* _What is asked_
Only the number is wanted: count the lines in the data with "this" in them.

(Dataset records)
##########
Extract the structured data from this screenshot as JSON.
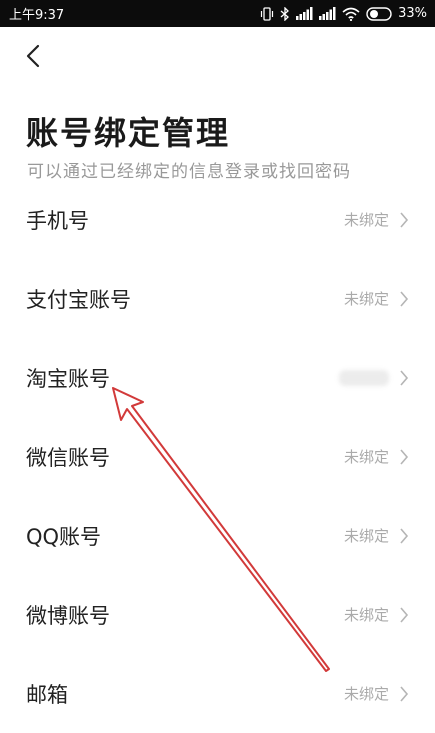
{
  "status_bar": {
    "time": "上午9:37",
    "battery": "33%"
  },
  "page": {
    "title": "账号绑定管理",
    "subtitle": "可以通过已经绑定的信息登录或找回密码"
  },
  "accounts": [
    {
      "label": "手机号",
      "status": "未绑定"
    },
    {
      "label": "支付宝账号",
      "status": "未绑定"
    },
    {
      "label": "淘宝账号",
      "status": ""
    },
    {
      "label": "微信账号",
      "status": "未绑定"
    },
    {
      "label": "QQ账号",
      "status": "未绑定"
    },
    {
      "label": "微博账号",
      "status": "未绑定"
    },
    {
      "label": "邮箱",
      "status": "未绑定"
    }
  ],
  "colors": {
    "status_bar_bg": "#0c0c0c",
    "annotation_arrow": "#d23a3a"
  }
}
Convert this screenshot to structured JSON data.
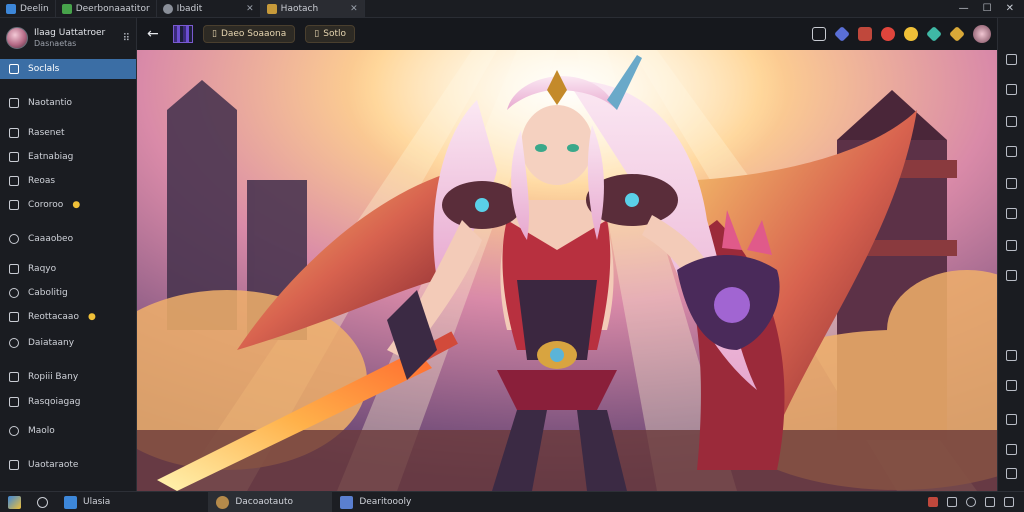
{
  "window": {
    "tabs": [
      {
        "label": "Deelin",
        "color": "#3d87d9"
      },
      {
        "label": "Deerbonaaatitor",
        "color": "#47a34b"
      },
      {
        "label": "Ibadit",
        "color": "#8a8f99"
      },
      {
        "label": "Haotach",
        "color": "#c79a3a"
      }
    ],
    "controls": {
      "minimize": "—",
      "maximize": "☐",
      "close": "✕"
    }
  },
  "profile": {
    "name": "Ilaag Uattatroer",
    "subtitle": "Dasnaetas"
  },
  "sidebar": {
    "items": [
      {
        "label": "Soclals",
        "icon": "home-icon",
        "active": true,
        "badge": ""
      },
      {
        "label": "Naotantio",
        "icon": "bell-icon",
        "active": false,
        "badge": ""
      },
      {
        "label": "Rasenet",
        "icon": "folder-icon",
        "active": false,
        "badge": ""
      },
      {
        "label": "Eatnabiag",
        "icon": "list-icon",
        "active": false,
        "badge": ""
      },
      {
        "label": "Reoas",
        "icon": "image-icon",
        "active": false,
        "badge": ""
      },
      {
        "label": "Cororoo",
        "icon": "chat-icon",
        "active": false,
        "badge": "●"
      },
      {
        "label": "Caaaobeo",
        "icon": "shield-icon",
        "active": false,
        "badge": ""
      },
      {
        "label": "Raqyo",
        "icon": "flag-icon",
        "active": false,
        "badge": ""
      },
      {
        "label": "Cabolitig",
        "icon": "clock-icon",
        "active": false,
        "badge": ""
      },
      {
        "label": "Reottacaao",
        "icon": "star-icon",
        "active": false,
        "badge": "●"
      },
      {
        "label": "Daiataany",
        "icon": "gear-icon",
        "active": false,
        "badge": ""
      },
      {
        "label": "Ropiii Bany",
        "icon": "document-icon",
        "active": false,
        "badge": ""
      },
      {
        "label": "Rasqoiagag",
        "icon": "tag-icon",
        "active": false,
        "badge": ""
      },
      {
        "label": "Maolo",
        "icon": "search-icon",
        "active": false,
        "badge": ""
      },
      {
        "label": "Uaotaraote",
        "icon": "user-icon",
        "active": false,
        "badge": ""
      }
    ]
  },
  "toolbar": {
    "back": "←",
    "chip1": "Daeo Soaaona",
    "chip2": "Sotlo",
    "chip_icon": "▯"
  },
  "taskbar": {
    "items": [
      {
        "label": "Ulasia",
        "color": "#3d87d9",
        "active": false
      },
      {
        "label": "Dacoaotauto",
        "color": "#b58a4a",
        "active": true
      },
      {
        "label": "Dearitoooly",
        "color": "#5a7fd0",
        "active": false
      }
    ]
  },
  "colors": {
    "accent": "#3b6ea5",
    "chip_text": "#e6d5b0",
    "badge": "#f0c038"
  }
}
##########
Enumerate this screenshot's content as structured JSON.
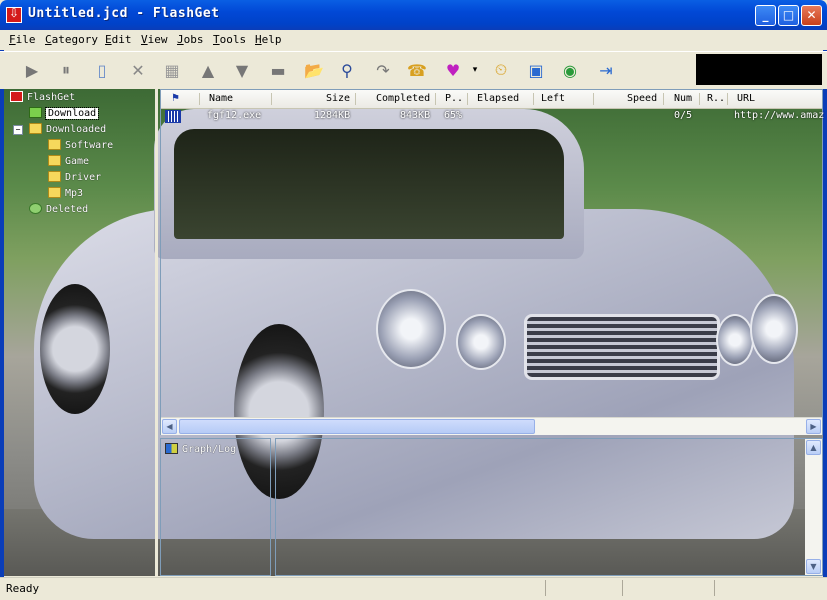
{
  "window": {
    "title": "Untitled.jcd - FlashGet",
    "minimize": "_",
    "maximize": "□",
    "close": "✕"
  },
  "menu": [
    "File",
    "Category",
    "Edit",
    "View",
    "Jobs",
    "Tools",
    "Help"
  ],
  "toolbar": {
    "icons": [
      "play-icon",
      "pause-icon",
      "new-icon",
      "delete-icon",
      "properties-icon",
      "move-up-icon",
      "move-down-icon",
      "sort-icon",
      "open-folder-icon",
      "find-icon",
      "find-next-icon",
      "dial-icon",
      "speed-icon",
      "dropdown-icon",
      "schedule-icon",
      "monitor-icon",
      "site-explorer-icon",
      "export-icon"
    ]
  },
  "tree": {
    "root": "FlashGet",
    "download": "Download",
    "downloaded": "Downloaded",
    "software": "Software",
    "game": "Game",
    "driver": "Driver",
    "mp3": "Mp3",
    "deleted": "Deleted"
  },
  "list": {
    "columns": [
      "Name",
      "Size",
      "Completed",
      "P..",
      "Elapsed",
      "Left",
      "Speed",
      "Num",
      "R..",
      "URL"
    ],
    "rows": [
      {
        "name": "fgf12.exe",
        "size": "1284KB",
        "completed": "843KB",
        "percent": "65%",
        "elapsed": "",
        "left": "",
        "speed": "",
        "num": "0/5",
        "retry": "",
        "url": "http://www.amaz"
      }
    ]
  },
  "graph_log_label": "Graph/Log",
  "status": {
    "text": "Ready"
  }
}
##########
* _Output below_
3